* Aim
Return the complete listing that follows, with each line reproduced exactly.
▼
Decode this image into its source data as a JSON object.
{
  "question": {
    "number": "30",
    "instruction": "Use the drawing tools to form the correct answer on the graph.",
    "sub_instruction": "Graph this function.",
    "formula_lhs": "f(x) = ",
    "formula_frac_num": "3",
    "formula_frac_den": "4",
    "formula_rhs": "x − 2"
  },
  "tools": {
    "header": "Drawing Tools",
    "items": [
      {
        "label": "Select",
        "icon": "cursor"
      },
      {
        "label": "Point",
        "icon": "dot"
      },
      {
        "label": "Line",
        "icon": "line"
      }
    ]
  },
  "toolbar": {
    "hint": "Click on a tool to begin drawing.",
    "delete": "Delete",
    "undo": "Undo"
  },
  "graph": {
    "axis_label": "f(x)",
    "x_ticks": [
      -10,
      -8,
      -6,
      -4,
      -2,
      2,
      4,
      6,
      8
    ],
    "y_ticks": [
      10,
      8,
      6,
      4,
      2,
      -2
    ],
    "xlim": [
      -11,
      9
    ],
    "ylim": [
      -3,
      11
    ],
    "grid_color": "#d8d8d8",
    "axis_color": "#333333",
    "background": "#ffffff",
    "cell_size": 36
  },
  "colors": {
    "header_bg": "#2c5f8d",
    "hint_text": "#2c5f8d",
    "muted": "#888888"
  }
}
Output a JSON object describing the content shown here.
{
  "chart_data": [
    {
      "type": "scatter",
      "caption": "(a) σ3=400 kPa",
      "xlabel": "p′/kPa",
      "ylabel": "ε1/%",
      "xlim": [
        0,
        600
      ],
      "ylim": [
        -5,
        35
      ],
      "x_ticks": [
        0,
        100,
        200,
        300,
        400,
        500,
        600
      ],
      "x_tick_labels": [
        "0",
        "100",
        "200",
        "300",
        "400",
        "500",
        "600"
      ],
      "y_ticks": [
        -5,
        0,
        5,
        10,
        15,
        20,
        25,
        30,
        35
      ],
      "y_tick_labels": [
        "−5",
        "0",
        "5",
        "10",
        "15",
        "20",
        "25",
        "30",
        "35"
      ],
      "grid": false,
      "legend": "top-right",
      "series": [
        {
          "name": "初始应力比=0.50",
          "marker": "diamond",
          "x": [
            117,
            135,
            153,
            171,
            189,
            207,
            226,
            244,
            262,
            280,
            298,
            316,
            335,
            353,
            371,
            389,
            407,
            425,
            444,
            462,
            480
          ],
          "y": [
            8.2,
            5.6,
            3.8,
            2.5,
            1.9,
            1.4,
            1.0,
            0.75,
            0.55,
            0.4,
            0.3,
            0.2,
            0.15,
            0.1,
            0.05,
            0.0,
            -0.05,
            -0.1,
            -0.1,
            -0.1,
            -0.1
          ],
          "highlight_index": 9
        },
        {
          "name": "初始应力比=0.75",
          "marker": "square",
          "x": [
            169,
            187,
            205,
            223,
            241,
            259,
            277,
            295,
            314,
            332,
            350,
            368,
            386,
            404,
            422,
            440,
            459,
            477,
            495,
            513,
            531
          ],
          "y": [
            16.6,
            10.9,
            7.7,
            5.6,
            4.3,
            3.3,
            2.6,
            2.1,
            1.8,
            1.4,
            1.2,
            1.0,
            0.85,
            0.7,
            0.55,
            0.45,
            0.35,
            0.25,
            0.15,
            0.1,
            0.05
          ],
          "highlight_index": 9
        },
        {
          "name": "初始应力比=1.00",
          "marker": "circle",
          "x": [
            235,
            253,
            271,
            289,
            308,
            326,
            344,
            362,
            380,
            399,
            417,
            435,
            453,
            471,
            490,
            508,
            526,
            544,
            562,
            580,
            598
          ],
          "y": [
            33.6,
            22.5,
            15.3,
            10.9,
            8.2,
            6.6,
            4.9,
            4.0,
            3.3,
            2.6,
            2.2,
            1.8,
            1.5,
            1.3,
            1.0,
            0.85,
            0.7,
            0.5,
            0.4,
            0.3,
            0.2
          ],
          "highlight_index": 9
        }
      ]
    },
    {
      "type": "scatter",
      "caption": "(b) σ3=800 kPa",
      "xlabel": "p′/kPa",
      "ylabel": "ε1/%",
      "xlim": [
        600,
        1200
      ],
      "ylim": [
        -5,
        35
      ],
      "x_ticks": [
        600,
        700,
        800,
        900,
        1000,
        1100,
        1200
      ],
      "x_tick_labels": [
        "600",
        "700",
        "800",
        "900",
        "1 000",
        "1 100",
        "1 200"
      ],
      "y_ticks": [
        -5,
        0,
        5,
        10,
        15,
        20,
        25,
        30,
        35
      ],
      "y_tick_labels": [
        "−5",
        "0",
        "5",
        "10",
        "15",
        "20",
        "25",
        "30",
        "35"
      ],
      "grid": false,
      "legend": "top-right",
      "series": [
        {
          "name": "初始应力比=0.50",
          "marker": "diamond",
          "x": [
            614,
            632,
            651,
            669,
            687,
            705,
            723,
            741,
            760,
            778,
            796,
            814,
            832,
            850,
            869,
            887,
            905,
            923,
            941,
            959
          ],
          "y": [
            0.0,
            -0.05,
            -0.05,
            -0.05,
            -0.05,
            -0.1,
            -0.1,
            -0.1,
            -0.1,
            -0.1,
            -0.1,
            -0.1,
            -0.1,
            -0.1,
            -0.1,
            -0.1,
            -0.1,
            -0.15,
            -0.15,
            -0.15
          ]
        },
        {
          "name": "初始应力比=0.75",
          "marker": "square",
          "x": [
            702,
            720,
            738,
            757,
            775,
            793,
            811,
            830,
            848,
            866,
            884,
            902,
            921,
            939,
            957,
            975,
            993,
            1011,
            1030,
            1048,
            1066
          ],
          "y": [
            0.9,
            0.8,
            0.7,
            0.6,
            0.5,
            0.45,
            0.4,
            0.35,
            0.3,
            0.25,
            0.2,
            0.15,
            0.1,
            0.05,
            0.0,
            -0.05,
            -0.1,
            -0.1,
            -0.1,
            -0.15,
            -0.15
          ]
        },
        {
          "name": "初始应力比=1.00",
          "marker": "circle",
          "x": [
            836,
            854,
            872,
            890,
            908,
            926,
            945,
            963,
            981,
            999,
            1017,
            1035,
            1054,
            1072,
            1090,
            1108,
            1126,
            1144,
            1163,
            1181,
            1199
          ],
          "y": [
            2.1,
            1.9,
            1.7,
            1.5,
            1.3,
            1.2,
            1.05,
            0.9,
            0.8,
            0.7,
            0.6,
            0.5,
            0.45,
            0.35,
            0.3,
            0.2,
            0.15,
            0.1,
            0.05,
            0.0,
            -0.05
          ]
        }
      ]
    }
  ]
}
▲
* Output for this task
Decode this image into its source data as a JSON object.
{
  "question": {
    "number": "30",
    "instruction": "Use the drawing tools to form the correct answer on the graph.",
    "sub_instruction": "Graph this function.",
    "formula_lhs": "f(x) = ",
    "formula_frac_num": "3",
    "formula_frac_den": "4",
    "formula_rhs": "x − 2"
  },
  "tools": {
    "header": "Drawing Tools",
    "items": [
      {
        "label": "Select",
        "icon": "cursor"
      },
      {
        "label": "Point",
        "icon": "dot"
      },
      {
        "label": "Line",
        "icon": "line"
      }
    ]
  },
  "toolbar": {
    "hint": "Click on a tool to begin drawing.",
    "delete": "Delete",
    "undo": "Undo"
  },
  "graph": {
    "axis_label": "f(x)",
    "x_ticks": [
      -10,
      -8,
      -6,
      -4,
      -2,
      2,
      4,
      6,
      8
    ],
    "y_ticks": [
      10,
      8,
      6,
      4,
      2,
      -2
    ],
    "xlim": [
      -11,
      9
    ],
    "ylim": [
      -3,
      11
    ],
    "grid_color": "#d8d8d8",
    "axis_color": "#333333",
    "background": "#ffffff",
    "cell_size": 36
  },
  "colors": {
    "header_bg": "#2c5f8d",
    "hint_text": "#2c5f8d",
    "muted": "#888888"
  }
}
Output a JSON object describing the content shown here.
{
  "chart_data": [
    {
      "type": "scatter",
      "caption": "(a) σ3=400 kPa",
      "xlabel": "p′/kPa",
      "ylabel": "ε1/%",
      "xlim": [
        0,
        600
      ],
      "ylim": [
        -5,
        35
      ],
      "x_ticks": [
        0,
        100,
        200,
        300,
        400,
        500,
        600
      ],
      "x_tick_labels": [
        "0",
        "100",
        "200",
        "300",
        "400",
        "500",
        "600"
      ],
      "y_ticks": [
        -5,
        0,
        5,
        10,
        15,
        20,
        25,
        30,
        35
      ],
      "y_tick_labels": [
        "−5",
        "0",
        "5",
        "10",
        "15",
        "20",
        "25",
        "30",
        "35"
      ],
      "grid": false,
      "legend": "top-right",
      "series": [
        {
          "name": "初始应力比=0.50",
          "marker": "diamond",
          "x": [
            117,
            135,
            153,
            171,
            189,
            207,
            226,
            244,
            262,
            280,
            298,
            316,
            335,
            353,
            371,
            389,
            407,
            425,
            444,
            462,
            480
          ],
          "y": [
            8.2,
            5.6,
            3.8,
            2.5,
            1.9,
            1.4,
            1.0,
            0.75,
            0.55,
            0.4,
            0.3,
            0.2,
            0.15,
            0.1,
            0.05,
            0.0,
            -0.05,
            -0.1,
            -0.1,
            -0.1,
            -0.1
          ],
          "highlight_index": 9
        },
        {
          "name": "初始应力比=0.75",
          "marker": "square",
          "x": [
            169,
            187,
            205,
            223,
            241,
            259,
            277,
            295,
            314,
            332,
            350,
            368,
            386,
            404,
            422,
            440,
            459,
            477,
            495,
            513,
            531
          ],
          "y": [
            16.6,
            10.9,
            7.7,
            5.6,
            4.3,
            3.3,
            2.6,
            2.1,
            1.8,
            1.4,
            1.2,
            1.0,
            0.85,
            0.7,
            0.55,
            0.45,
            0.35,
            0.25,
            0.15,
            0.1,
            0.05
          ],
          "highlight_index": 9
        },
        {
          "name": "初始应力比=1.00",
          "marker": "circle",
          "x": [
            235,
            253,
            271,
            289,
            308,
            326,
            344,
            362,
            380,
            399,
            417,
            435,
            453,
            471,
            490,
            508,
            526,
            544,
            562,
            580,
            598
          ],
          "y": [
            33.6,
            22.5,
            15.3,
            10.9,
            8.2,
            6.6,
            4.9,
            4.0,
            3.3,
            2.6,
            2.2,
            1.8,
            1.5,
            1.3,
            1.0,
            0.85,
            0.7,
            0.5,
            0.4,
            0.3,
            0.2
          ],
          "highlight_index": 9
        }
      ]
    },
    {
      "type": "scatter",
      "caption": "(b) σ3=800 kPa",
      "xlabel": "p′/kPa",
      "ylabel": "ε1/%",
      "xlim": [
        600,
        1200
      ],
      "ylim": [
        -5,
        35
      ],
      "x_ticks": [
        600,
        700,
        800,
        900,
        1000,
        1100,
        1200
      ],
      "x_tick_labels": [
        "600",
        "700",
        "800",
        "900",
        "1 000",
        "1 100",
        "1 200"
      ],
      "y_ticks": [
        -5,
        0,
        5,
        10,
        15,
        20,
        25,
        30,
        35
      ],
      "y_tick_labels": [
        "−5",
        "0",
        "5",
        "10",
        "15",
        "20",
        "25",
        "30",
        "35"
      ],
      "grid": false,
      "legend": "top-right",
      "series": [
        {
          "name": "初始应力比=0.50",
          "marker": "diamond",
          "x": [
            614,
            632,
            651,
            669,
            687,
            705,
            723,
            741,
            760,
            778,
            796,
            814,
            832,
            850,
            869,
            887,
            905,
            923,
            941,
            959
          ],
          "y": [
            0.0,
            -0.05,
            -0.05,
            -0.05,
            -0.05,
            -0.1,
            -0.1,
            -0.1,
            -0.1,
            -0.1,
            -0.1,
            -0.1,
            -0.1,
            -0.1,
            -0.1,
            -0.1,
            -0.1,
            -0.15,
            -0.15,
            -0.15
          ]
        },
        {
          "name": "初始应力比=0.75",
          "marker": "square",
          "x": [
            702,
            720,
            738,
            757,
            775,
            793,
            811,
            830,
            848,
            866,
            884,
            902,
            921,
            939,
            957,
            975,
            993,
            1011,
            1030,
            1048,
            1066
          ],
          "y": [
            0.9,
            0.8,
            0.7,
            0.6,
            0.5,
            0.45,
            0.4,
            0.35,
            0.3,
            0.25,
            0.2,
            0.15,
            0.1,
            0.05,
            0.0,
            -0.05,
            -0.1,
            -0.1,
            -0.1,
            -0.15,
            -0.15
          ]
        },
        {
          "name": "初始应力比=1.00",
          "marker": "circle",
          "x": [
            836,
            854,
            872,
            890,
            908,
            926,
            945,
            963,
            981,
            999,
            1017,
            1035,
            1054,
            1072,
            1090,
            1108,
            1126,
            1144,
            1163,
            1181,
            1199
          ],
          "y": [
            2.1,
            1.9,
            1.7,
            1.5,
            1.3,
            1.2,
            1.05,
            0.9,
            0.8,
            0.7,
            0.6,
            0.5,
            0.45,
            0.35,
            0.3,
            0.2,
            0.15,
            0.1,
            0.05,
            0.0,
            -0.05
          ]
        }
      ]
    }
  ]
}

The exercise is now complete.